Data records

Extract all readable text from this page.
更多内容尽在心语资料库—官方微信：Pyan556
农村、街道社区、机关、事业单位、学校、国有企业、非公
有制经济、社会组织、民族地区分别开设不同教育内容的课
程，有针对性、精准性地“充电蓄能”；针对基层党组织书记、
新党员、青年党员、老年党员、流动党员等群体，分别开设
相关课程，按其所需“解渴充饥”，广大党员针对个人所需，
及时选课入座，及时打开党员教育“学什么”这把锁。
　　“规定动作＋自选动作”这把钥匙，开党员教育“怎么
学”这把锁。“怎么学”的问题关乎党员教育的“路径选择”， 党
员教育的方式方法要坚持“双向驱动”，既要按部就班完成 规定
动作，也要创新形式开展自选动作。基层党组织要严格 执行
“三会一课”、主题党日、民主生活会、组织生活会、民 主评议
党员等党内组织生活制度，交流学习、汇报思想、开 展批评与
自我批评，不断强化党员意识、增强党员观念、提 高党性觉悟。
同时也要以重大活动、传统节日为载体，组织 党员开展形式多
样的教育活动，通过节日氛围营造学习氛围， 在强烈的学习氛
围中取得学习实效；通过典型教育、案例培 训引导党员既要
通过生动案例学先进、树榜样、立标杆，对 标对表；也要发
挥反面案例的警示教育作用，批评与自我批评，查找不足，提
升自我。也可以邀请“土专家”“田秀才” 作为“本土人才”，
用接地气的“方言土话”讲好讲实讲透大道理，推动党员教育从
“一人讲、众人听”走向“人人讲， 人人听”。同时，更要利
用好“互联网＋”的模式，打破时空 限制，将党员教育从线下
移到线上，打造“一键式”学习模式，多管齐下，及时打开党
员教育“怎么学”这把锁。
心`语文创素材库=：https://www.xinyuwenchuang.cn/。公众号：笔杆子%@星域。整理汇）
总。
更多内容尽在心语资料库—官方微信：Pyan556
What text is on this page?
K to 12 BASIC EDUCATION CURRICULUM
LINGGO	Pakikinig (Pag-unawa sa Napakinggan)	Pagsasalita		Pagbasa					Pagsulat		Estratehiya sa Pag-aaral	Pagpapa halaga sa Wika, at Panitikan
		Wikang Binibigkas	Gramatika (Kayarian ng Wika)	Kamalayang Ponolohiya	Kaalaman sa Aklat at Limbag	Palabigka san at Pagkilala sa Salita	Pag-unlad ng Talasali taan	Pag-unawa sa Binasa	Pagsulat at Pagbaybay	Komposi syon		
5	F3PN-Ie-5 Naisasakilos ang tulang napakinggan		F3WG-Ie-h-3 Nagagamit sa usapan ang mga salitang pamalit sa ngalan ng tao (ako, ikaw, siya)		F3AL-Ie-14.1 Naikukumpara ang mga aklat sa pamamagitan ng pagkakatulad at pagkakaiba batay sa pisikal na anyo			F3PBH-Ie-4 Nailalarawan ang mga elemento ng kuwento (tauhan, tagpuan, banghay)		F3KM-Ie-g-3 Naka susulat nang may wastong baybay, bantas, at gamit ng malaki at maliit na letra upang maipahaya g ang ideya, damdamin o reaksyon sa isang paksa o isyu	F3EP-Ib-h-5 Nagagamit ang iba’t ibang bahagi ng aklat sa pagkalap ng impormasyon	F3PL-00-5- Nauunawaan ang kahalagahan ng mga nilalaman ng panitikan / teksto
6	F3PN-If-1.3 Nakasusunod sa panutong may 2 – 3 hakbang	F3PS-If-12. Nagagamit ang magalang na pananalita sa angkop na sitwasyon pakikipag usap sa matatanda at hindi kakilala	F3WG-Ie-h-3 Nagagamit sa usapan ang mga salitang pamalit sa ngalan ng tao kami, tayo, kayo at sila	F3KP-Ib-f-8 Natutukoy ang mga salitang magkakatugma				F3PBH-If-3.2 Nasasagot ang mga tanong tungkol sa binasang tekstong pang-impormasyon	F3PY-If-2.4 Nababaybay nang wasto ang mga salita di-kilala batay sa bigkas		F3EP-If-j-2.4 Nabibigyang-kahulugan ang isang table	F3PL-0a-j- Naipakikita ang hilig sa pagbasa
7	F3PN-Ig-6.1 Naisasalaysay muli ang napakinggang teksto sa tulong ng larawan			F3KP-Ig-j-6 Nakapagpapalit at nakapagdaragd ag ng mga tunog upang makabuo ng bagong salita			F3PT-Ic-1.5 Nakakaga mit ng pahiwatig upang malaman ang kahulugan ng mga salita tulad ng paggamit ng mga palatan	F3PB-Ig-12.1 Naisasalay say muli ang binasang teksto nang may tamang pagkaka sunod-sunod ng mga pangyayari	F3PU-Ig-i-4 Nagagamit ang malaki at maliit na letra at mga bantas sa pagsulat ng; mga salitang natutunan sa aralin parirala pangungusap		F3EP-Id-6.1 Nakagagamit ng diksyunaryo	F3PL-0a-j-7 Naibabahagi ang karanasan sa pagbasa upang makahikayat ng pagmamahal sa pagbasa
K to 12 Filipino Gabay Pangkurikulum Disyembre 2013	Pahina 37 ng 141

What the task requires: Send back all of the entries exactly, with nothing missing.

Answer in full:
Extract all readable text from this page.
更多内容尽在心语资料库—官方微信：Pyan556
农村、街道社区、机关、事业单位、学校、国有企业、非公
有制经济、社会组织、民族地区分别开设不同教育内容的课
程，有针对性、精准性地“充电蓄能”；针对基层党组织书记、
新党员、青年党员、老年党员、流动党员等群体，分别开设
相关课程，按其所需“解渴充饥”，广大党员针对个人所需，
及时选课入座，及时打开党员教育“学什么”这把锁。
　　“规定动作＋自选动作”这把钥匙，开党员教育“怎么
学”这把锁。“怎么学”的问题关乎党员教育的“路径选择”， 党
员教育的方式方法要坚持“双向驱动”，既要按部就班完成 规定
动作，也要创新形式开展自选动作。基层党组织要严格 执行
“三会一课”、主题党日、民主生活会、组织生活会、民 主评议
党员等党内组织生活制度，交流学习、汇报思想、开 展批评与
自我批评，不断强化党员意识、增强党员观念、提 高党性觉悟。
同时也要以重大活动、传统节日为载体，组织 党员开展形式多
样的教育活动，通过节日氛围营造学习氛围， 在强烈的学习氛
围中取得学习实效；通过典型教育、案例培 训引导党员既要
通过生动案例学先进、树榜样、立标杆，对 标对表；也要发
挥反面案例的警示教育作用，批评与自我批评，查找不足，提
升自我。也可以邀请“土专家”“田秀才” 作为“本土人才”，
用接地气的“方言土话”讲好讲实讲透大道理，推动党员教育从
“一人讲、众人听”走向“人人讲， 人人听”。同时，更要利
用好“互联网＋”的模式，打破时空 限制，将党员教育从线下
移到线上，打造“一键式”学习模式，多管齐下，及时打开党
员教育“怎么学”这把锁。
心`语文创素材库=：https://www.xinyuwenchuang.cn/。公众号：笔杆子%@星域。整理汇）
总。
更多内容尽在心语资料库—官方微信：Pyan556
What text is on this page?
K to 12 BASIC EDUCATION CURRICULUM
LINGGO	Pakikinig (Pag-unawa sa Napakinggan)	Pagsasalita		Pagbasa					Pagsulat		Estratehiya sa Pag-aaral	Pagpapa halaga sa Wika, at Panitikan
		Wikang Binibigkas	Gramatika (Kayarian ng Wika)	Kamalayang Ponolohiya	Kaalaman sa Aklat at Limbag	Palabigka san at Pagkilala sa Salita	Pag-unlad ng Talasali taan	Pag-unawa sa Binasa	Pagsulat at Pagbaybay	Komposi syon		
5	F3PN-Ie-5 Naisasakilos ang tulang napakinggan		F3WG-Ie-h-3 Nagagamit sa usapan ang mga salitang pamalit sa ngalan ng tao (ako, ikaw, siya)		F3AL-Ie-14.1 Naikukumpara ang mga aklat sa pamamagitan ng pagkakatulad at pagkakaiba batay sa pisikal na anyo			F3PBH-Ie-4 Nailalarawan ang mga elemento ng kuwento (tauhan, tagpuan, banghay)		F3KM-Ie-g-3 Naka susulat nang may wastong baybay, bantas, at gamit ng malaki at maliit na letra upang maipahaya g ang ideya, damdamin o reaksyon sa isang paksa o isyu	F3EP-Ib-h-5 Nagagamit ang iba’t ibang bahagi ng aklat sa pagkalap ng impormasyon	F3PL-00-5- Nauunawaan ang kahalagahan ng mga nilalaman ng panitikan / teksto
6	F3PN-If-1.3 Nakasusunod sa panutong may 2 – 3 hakbang	F3PS-If-12. Nagagamit ang magalang na pananalita sa angkop na sitwasyon pakikipag usap sa matatanda at hindi kakilala	F3WG-Ie-h-3 Nagagamit sa usapan ang mga salitang pamalit sa ngalan ng tao kami, tayo, kayo at sila	F3KP-Ib-f-8 Natutukoy ang mga salitang magkakatugma				F3PBH-If-3.2 Nasasagot ang mga tanong tungkol sa binasang tekstong pang-impormasyon	F3PY-If-2.4 Nababaybay nang wasto ang mga salita di-kilala batay sa bigkas		F3EP-If-j-2.4 Nabibigyang-kahulugan ang isang table	F3PL-0a-j- Naipakikita ang hilig sa pagbasa
7	F3PN-Ig-6.1 Naisasalaysay muli ang napakinggang teksto sa tulong ng larawan			F3KP-Ig-j-6 Nakapagpapalit at nakapagdaragd ag ng mga tunog upang makabuo ng bagong salita			F3PT-Ic-1.5 Nakakaga mit ng pahiwatig upang malaman ang kahulugan ng mga salita tulad ng paggamit ng mga palatan	F3PB-Ig-12.1 Naisasalay say muli ang binasang teksto nang may tamang pagkaka sunod-sunod ng mga pangyayari	F3PU-Ig-i-4 Nagagamit ang malaki at maliit na letra at mga bantas sa pagsulat ng; mga salitang natutunan sa aralin parirala pangungusap		F3EP-Id-6.1 Nakagagamit ng diksyunaryo	F3PL-0a-j-7 Naibabahagi ang karanasan sa pagbasa upang makahikayat ng pagmamahal sa pagbasa
K to 12 Filipino Gabay Pangkurikulum Disyembre 2013	Pahina 37 ng 141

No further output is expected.